** Start of Input rows **
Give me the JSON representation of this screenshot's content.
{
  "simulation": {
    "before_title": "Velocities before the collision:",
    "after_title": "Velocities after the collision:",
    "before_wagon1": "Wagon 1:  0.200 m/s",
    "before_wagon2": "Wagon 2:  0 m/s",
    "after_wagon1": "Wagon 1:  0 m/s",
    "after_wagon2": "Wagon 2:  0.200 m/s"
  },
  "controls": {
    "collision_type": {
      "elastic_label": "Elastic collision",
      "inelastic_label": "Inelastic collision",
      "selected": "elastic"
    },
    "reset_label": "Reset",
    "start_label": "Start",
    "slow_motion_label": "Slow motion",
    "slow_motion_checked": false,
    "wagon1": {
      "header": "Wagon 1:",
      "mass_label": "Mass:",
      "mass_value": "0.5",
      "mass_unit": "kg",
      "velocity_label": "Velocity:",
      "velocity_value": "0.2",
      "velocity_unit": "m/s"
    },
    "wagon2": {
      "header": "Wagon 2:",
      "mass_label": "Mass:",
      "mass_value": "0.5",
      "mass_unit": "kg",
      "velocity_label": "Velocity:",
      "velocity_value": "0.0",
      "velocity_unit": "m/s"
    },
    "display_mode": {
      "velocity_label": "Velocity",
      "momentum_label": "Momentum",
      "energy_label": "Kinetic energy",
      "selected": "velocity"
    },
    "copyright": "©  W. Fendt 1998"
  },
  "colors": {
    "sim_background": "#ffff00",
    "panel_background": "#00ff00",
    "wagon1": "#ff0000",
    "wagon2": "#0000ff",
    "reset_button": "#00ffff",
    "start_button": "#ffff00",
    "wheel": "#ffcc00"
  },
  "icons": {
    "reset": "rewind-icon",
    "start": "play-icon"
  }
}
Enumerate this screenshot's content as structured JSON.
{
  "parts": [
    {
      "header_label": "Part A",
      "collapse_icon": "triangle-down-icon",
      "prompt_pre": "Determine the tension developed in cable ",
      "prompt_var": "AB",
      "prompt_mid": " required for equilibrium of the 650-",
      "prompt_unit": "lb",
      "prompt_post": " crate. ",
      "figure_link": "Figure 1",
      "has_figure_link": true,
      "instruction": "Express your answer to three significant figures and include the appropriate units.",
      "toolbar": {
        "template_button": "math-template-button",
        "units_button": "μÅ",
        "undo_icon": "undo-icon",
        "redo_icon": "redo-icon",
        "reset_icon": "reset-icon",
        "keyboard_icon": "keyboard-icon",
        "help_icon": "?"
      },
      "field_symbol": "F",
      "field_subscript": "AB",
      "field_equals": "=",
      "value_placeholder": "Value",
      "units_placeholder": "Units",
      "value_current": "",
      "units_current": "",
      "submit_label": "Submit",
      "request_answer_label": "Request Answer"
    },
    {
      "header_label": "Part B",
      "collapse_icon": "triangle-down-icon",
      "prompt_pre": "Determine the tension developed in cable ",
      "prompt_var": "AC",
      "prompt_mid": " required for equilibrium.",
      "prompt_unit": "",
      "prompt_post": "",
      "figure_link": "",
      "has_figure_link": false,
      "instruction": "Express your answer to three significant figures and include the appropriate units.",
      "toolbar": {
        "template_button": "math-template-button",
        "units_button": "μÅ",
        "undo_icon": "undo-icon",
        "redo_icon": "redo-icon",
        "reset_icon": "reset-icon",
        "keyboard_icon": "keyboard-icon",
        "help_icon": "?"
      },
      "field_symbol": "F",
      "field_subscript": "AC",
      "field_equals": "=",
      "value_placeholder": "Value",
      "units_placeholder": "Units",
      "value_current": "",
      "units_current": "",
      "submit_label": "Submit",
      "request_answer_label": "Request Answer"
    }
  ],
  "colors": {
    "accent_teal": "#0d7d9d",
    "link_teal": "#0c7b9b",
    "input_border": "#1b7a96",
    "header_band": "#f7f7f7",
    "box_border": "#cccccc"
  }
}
** End of Input rows **
- _Work instructions_: Emit the records above again, exactly, with no line skipped.

- _Worked solution_:
Give me the JSON representation of this screenshot's content.
{
  "simulation": {
    "before_title": "Velocities before the collision:",
    "after_title": "Velocities after the collision:",
    "before_wagon1": "Wagon 1:  0.200 m/s",
    "before_wagon2": "Wagon 2:  0 m/s",
    "after_wagon1": "Wagon 1:  0 m/s",
    "after_wagon2": "Wagon 2:  0.200 m/s"
  },
  "controls": {
    "collision_type": {
      "elastic_label": "Elastic collision",
      "inelastic_label": "Inelastic collision",
      "selected": "elastic"
    },
    "reset_label": "Reset",
    "start_label": "Start",
    "slow_motion_label": "Slow motion",
    "slow_motion_checked": false,
    "wagon1": {
      "header": "Wagon 1:",
      "mass_label": "Mass:",
      "mass_value": "0.5",
      "mass_unit": "kg",
      "velocity_label": "Velocity:",
      "velocity_value": "0.2",
      "velocity_unit": "m/s"
    },
    "wagon2": {
      "header": "Wagon 2:",
      "mass_label": "Mass:",
      "mass_value": "0.5",
      "mass_unit": "kg",
      "velocity_label": "Velocity:",
      "velocity_value": "0.0",
      "velocity_unit": "m/s"
    },
    "display_mode": {
      "velocity_label": "Velocity",
      "momentum_label": "Momentum",
      "energy_label": "Kinetic energy",
      "selected": "velocity"
    },
    "copyright": "©  W. Fendt 1998"
  },
  "colors": {
    "sim_background": "#ffff00",
    "panel_background": "#00ff00",
    "wagon1": "#ff0000",
    "wagon2": "#0000ff",
    "reset_button": "#00ffff",
    "start_button": "#ffff00",
    "wheel": "#ffcc00"
  },
  "icons": {
    "reset": "rewind-icon",
    "start": "play-icon"
  }
}
Enumerate this screenshot's content as structured JSON.
{
  "parts": [
    {
      "header_label": "Part A",
      "collapse_icon": "triangle-down-icon",
      "prompt_pre": "Determine the tension developed in cable ",
      "prompt_var": "AB",
      "prompt_mid": " required for equilibrium of the 650-",
      "prompt_unit": "lb",
      "prompt_post": " crate. ",
      "figure_link": "Figure 1",
      "has_figure_link": true,
      "instruction": "Express your answer to three significant figures and include the appropriate units.",
      "toolbar": {
        "template_button": "math-template-button",
        "units_button": "μÅ",
        "undo_icon": "undo-icon",
        "redo_icon": "redo-icon",
        "reset_icon": "reset-icon",
        "keyboard_icon": "keyboard-icon",
        "help_icon": "?"
      },
      "field_symbol": "F",
      "field_subscript": "AB",
      "field_equals": "=",
      "value_placeholder": "Value",
      "units_placeholder": "Units",
      "value_current": "",
      "units_current": "",
      "submit_label": "Submit",
      "request_answer_label": "Request Answer"
    },
    {
      "header_label": "Part B",
      "collapse_icon": "triangle-down-icon",
      "prompt_pre": "Determine the tension developed in cable ",
      "prompt_var": "AC",
      "prompt_mid": " required for equilibrium.",
      "prompt_unit": "",
      "prompt_post": "",
      "figure_link": "",
      "has_figure_link": false,
      "instruction": "Express your answer to three significant figures and include the appropriate units.",
      "toolbar": {
        "template_button": "math-template-button",
        "units_button": "μÅ",
        "undo_icon": "undo-icon",
        "redo_icon": "redo-icon",
        "reset_icon": "reset-icon",
        "keyboard_icon": "keyboard-icon",
        "help_icon": "?"
      },
      "field_symbol": "F",
      "field_subscript": "AC",
      "field_equals": "=",
      "value_placeholder": "Value",
      "units_placeholder": "Units",
      "value_current": "",
      "units_current": "",
      "submit_label": "Submit",
      "request_answer_label": "Request Answer"
    }
  ],
  "colors": {
    "accent_teal": "#0d7d9d",
    "link_teal": "#0c7b9b",
    "input_border": "#1b7a96",
    "header_band": "#f7f7f7",
    "box_border": "#cccccc"
  }
}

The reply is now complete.